== Provided text ==
Principles of fairness and justice provide that similarly situated people must be treated the same in regard to process and outcome. In this case, if we classify all homeowners as similarly situated, those with bad credit ratings are burdened more than those with good credit ratings.  However, an argument can be made that they are not similarly situated.

 

The greatest amount of unfairness is imposed on those who cannot gain a good credit rating for reasons other than their bad spending habits. Thus, older and younger persons, and immigrants who have not built up a favorable credit rating would be burdened more even though they may be similarly situated with those with a good credit rating. This is clearly unjust. Moreover, those who receive bad credit ratings due to procedural errors are obviously being treated unfairly from those who are not subjected to these errors. This latter group, however, has rights under federal and state law to correct these errors, while creditors have legal and ethical duties to repair the mistaken reports.

IMPORTANT CONCEPTS AND RELATIONSHIPS FOR STUDENTS TO KNOW

  1. Know the history and reasons underlying the principle of recording legal instruments.
    2.         Be acquainted with the concepts of both constructive, actual and inquiry notice.
    3.         Know what a bona fide purchaser is and how such a person relates to two of the three       types of recordation statutes.
    4.         Know how the notice, race-notice and race statutes function and be able to apply them to factual scenarios.
    5.         Know what requirements must be generally contained in a deed before it can be recorded.
    6.         Know what a chain of title is, how a grantor and grantee index and tract works and what happens when a party falls out of the chain of title with a wild deed.
    7.         Be able to compare and contrast an abstract of title, a title opinion, title insurance and the Torrens system.
    8.         Know what a mortgage title insurance policy is, what it protects and what it excludes.    9.            Know what losses a mortgagee title insurance policy cover versus the owner’s title            insurance policy.
===
== Excerpted data ==
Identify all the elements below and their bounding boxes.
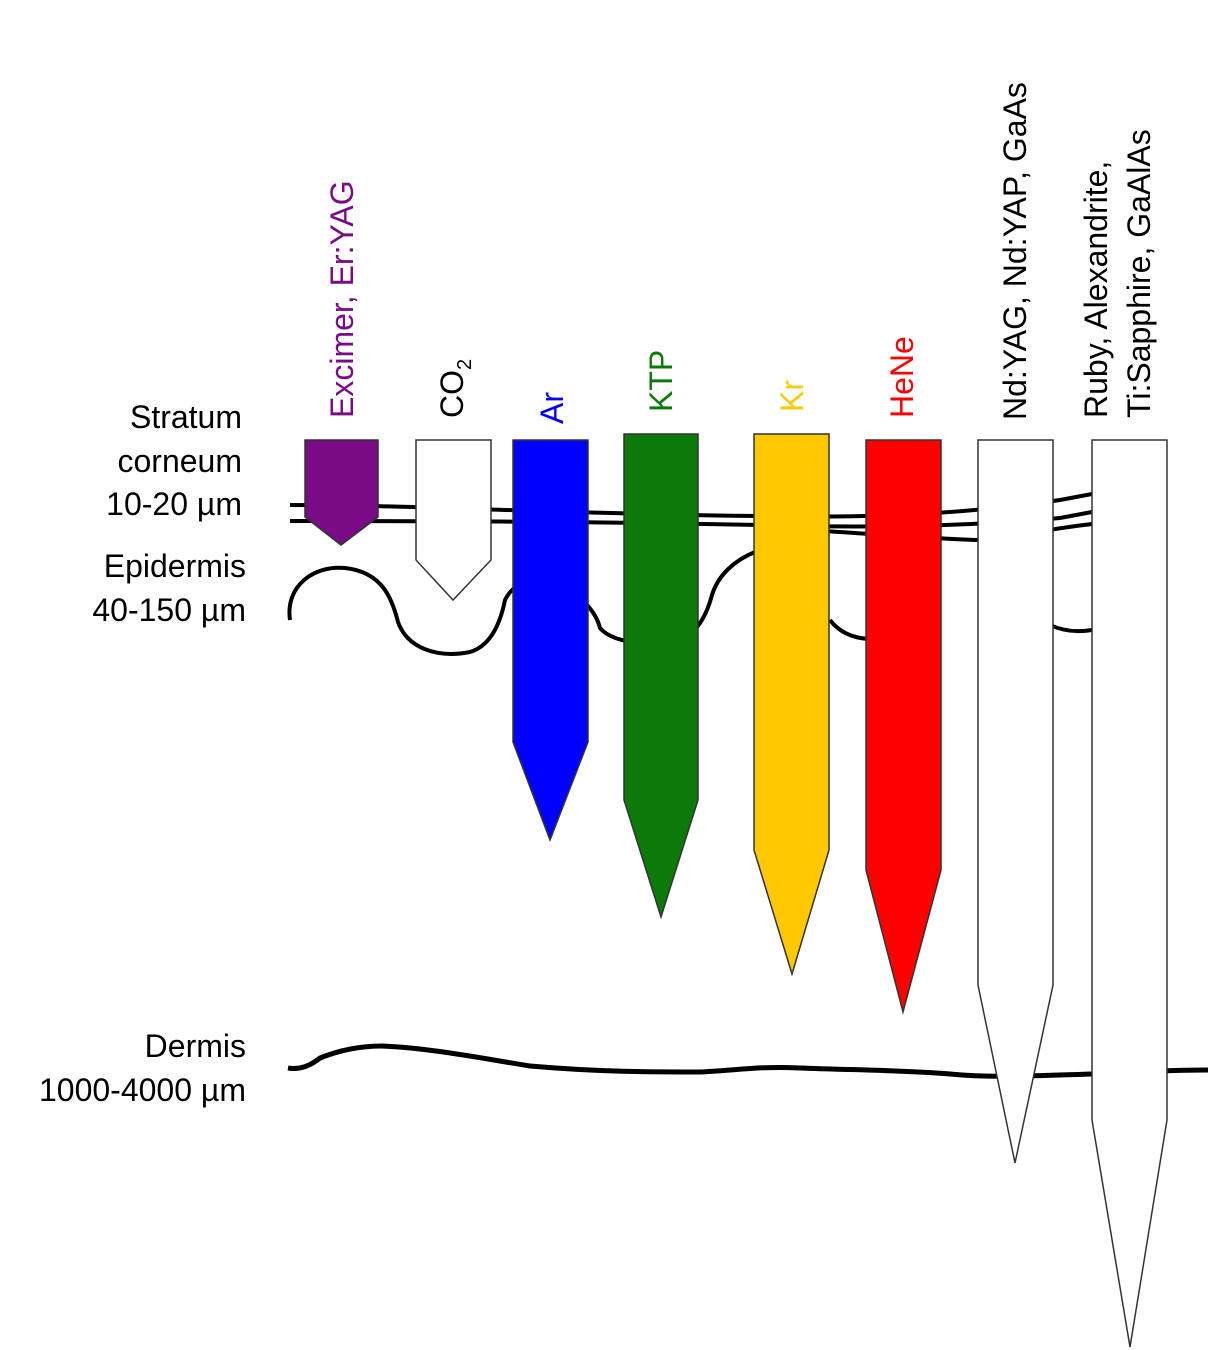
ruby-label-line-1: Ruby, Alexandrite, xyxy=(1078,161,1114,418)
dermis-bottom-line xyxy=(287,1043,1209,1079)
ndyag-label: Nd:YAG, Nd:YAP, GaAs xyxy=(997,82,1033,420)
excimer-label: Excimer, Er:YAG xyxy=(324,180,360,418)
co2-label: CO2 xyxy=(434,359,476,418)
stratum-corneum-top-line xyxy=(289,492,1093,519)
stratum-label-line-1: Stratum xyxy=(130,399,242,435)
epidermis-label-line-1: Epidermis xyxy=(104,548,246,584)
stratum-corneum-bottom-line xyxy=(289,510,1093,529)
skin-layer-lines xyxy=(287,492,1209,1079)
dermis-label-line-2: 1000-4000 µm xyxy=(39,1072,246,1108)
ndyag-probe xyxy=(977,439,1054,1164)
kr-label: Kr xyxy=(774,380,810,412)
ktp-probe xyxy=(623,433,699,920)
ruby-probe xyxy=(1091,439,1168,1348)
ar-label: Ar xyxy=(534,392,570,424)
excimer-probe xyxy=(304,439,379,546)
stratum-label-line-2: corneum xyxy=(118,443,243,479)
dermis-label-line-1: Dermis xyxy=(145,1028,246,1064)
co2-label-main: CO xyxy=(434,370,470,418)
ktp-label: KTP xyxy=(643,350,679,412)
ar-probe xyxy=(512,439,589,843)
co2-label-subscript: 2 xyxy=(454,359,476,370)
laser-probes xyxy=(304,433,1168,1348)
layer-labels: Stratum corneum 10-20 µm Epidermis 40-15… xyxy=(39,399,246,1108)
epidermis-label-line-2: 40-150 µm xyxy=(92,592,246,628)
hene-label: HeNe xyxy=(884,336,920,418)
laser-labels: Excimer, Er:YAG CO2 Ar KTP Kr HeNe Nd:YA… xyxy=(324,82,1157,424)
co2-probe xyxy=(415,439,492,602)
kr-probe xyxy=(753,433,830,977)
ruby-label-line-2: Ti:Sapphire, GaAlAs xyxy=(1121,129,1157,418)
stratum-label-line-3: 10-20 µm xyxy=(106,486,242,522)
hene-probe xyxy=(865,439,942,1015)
===
● **Actions to take**:
1. List the four methods that the passage on credit ratings and recording asks students to compare and contrast.
2. According to the passage on credit ratings and recording, what rights do people have whose bad credit ratings result from procedural errors?
3. Carry on the passage on credit ratings and recording from its last item.

● **Exercise answers**:
1.
- Abstract of title
- Title opinion
- Title insurance
- Torrens system

2. They have rights under federal and state law to correct these errors.

3.
    10.       Be acquainted with how a mortgagee loss clause works.
    11.       Know the two basic losses covered under a homeowner’s insurance policy.
    12.       Know what is covered in the three basic forms of property coverage in a homeowner’s      policy and what is commonly excluded.
    13.       Know the two types of limitations-policy limitations and coinsurance clauses- that a         property owner can suffer even with property insurance coverage.
    14.       Know what the various liability provisions in a homeowner’s policy generally covers       and the typical exclusions.
    15.       Know what an insurable interest is and how it relates to homeowner’s insurance.
    16.       Know what mortgage insurance is, whose loss it protects and how it operates if the real    estate is destroyed.

 

         ANSWERS TO TEXT PROBLEMS

 

  1. Beta owns Sunnybrook. Beta has no constructive notice of Alpha’s deed because Siedel’s name was misspelled in the deed. In searching the grantor’s index, Beta would find no deeds from Siedel under the proper spelling.

 

  1. Randall wins. This is a notice statute. Randall purchased the property without actual or constructive notice of the earlier conveyance. See Randall v. Hamilton, 119 S.E. 595 (1918), and C. Smith & R. Boyer, Survey of the Law of Property 327-328 (2nd ed. 1971).

 

  1. Leroy is entitled to ownership because of any one of three reasons:

 

(a) Crafty had constructive notice, based on Leroy’s possession of the farm.

 

(b) Crafty had constructive notice based on Leroy’s recording of the deed.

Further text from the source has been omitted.